Give the entries back exactly, dropping each image.

EXTRACTED MATERIAL
____

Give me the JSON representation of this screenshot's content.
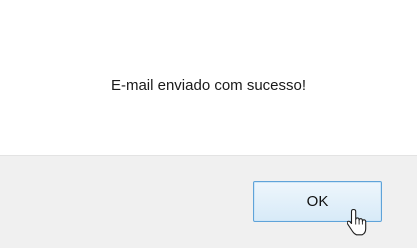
{
  "dialog": {
    "message": "E-mail enviado com sucesso!",
    "ok_label": "OK"
  },
  "cursor": {
    "icon": "hand-pointer-icon"
  }
}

____

RESULT
Give me the JSON representation of this screenshot's content.
{
  "dialog": {
    "message": "E-mail enviado com sucesso!",
    "ok_label": "OK"
  },
  "cursor": {
    "icon": "hand-pointer-icon"
  }
}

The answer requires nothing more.